| Problem to solve |
An exact copy of all the data is required, with pictures left out.

| Dataset excerpts |
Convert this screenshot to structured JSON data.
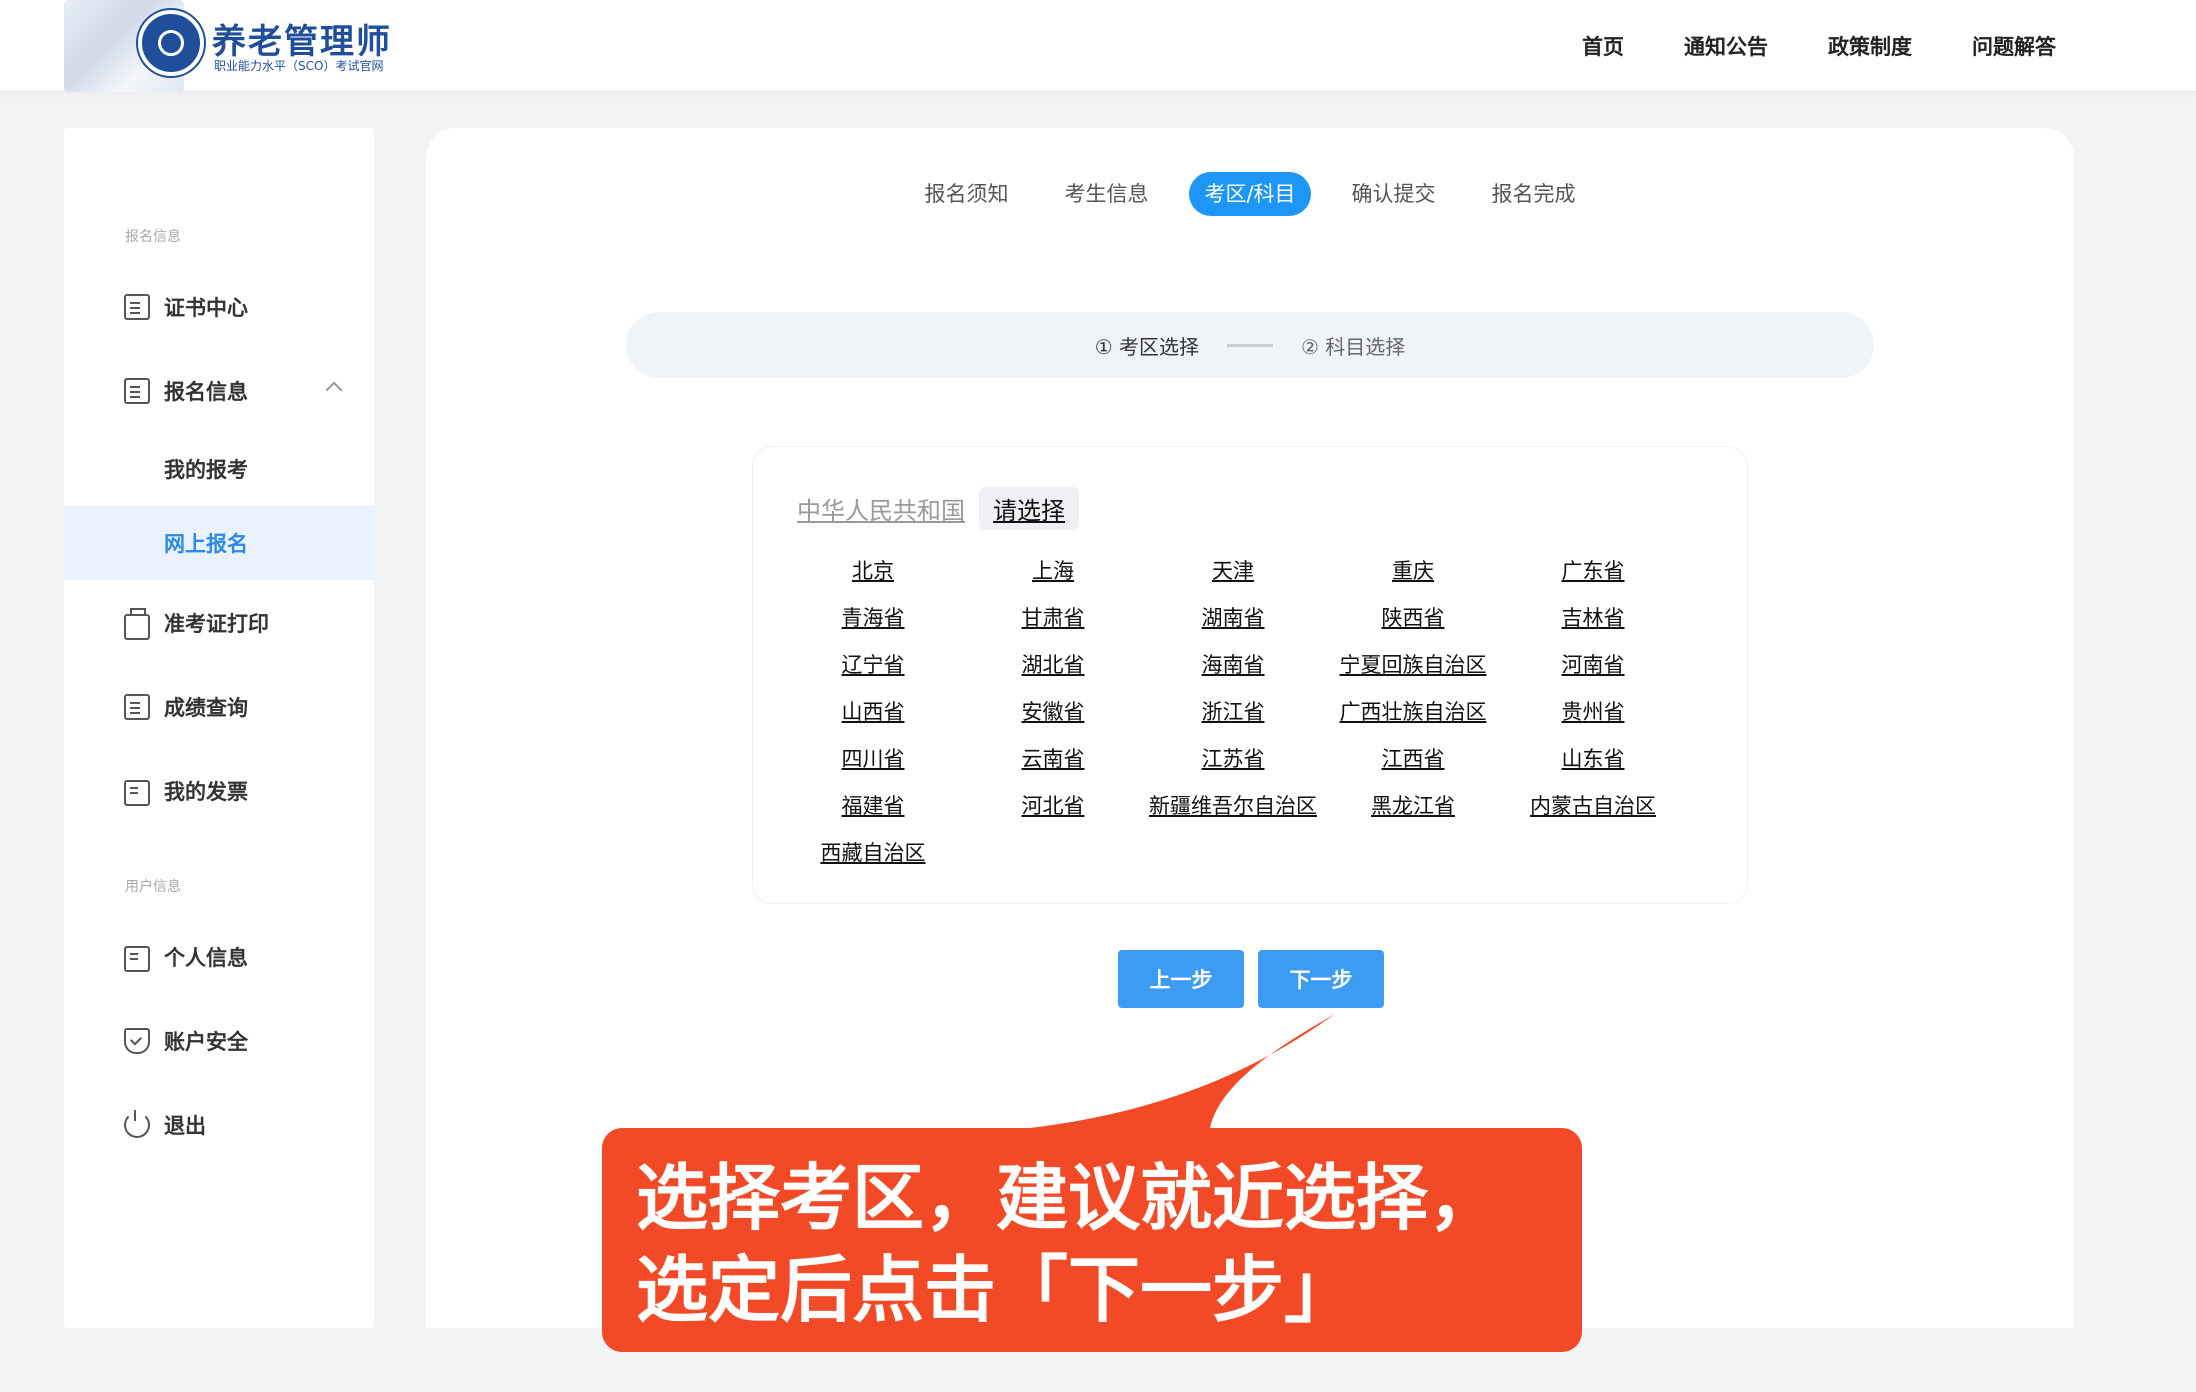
{
  "brand": {
    "title": "养老管理师",
    "subtitle": "职业能力水平（SCO）考试官网"
  },
  "topnav": [
    "首页",
    "通知公告",
    "政策制度",
    "问题解答"
  ],
  "sidebar": {
    "group1": "报名信息",
    "items": {
      "cert": "证书中心",
      "signup": "报名信息",
      "my_exam": "我的报考",
      "online": "网上报名",
      "ticket": "准考证打印",
      "score": "成绩查询",
      "invoice": "我的发票"
    },
    "group2": "用户信息",
    "items2": {
      "profile": "个人信息",
      "security": "账户安全",
      "logout": "退出"
    }
  },
  "steps": [
    "报名须知",
    "考生信息",
    "考区/科目",
    "确认提交",
    "报名完成"
  ],
  "active_step": "考区/科目",
  "substeps": {
    "one": "① 考区选择",
    "two": "② 科目选择"
  },
  "region": {
    "country": "中华人民共和国",
    "placeholder": "请选择",
    "provinces": [
      "北京",
      "上海",
      "天津",
      "重庆",
      "广东省",
      "青海省",
      "甘肃省",
      "湖南省",
      "陕西省",
      "吉林省",
      "辽宁省",
      "湖北省",
      "海南省",
      "宁夏回族自治区",
      "河南省",
      "山西省",
      "安徽省",
      "浙江省",
      "广西壮族自治区",
      "贵州省",
      "四川省",
      "云南省",
      "江苏省",
      "江西省",
      "山东省",
      "福建省",
      "河北省",
      "新疆维吾尔自治区",
      "黑龙江省",
      "内蒙古自治区",
      "西藏自治区"
    ]
  },
  "buttons": {
    "prev": "上一步",
    "next": "下一步"
  },
  "callout": {
    "line1": "选择考区，建议就近选择，",
    "line2": "选定后点击「下一步」"
  },
  "colors": {
    "accent": "#1e96f5",
    "button": "#3c9bf2",
    "callout": "#f24a26",
    "brand": "#1f4f9a"
  }
}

| Problem solution |
Convert this screenshot to structured JSON data.
{
  "brand": {
    "title": "养老管理师",
    "subtitle": "职业能力水平（SCO）考试官网"
  },
  "topnav": [
    "首页",
    "通知公告",
    "政策制度",
    "问题解答"
  ],
  "sidebar": {
    "group1": "报名信息",
    "items": {
      "cert": "证书中心",
      "signup": "报名信息",
      "my_exam": "我的报考",
      "online": "网上报名",
      "ticket": "准考证打印",
      "score": "成绩查询",
      "invoice": "我的发票"
    },
    "group2": "用户信息",
    "items2": {
      "profile": "个人信息",
      "security": "账户安全",
      "logout": "退出"
    }
  },
  "steps": [
    "报名须知",
    "考生信息",
    "考区/科目",
    "确认提交",
    "报名完成"
  ],
  "active_step": "考区/科目",
  "substeps": {
    "one": "① 考区选择",
    "two": "② 科目选择"
  },
  "region": {
    "country": "中华人民共和国",
    "placeholder": "请选择",
    "provinces": [
      "北京",
      "上海",
      "天津",
      "重庆",
      "广东省",
      "青海省",
      "甘肃省",
      "湖南省",
      "陕西省",
      "吉林省",
      "辽宁省",
      "湖北省",
      "海南省",
      "宁夏回族自治区",
      "河南省",
      "山西省",
      "安徽省",
      "浙江省",
      "广西壮族自治区",
      "贵州省",
      "四川省",
      "云南省",
      "江苏省",
      "江西省",
      "山东省",
      "福建省",
      "河北省",
      "新疆维吾尔自治区",
      "黑龙江省",
      "内蒙古自治区",
      "西藏自治区"
    ]
  },
  "buttons": {
    "prev": "上一步",
    "next": "下一步"
  },
  "callout": {
    "line1": "选择考区，建议就近选择，",
    "line2": "选定后点击「下一步」"
  },
  "colors": {
    "accent": "#1e96f5",
    "button": "#3c9bf2",
    "callout": "#f24a26",
    "brand": "#1f4f9a"
  }
}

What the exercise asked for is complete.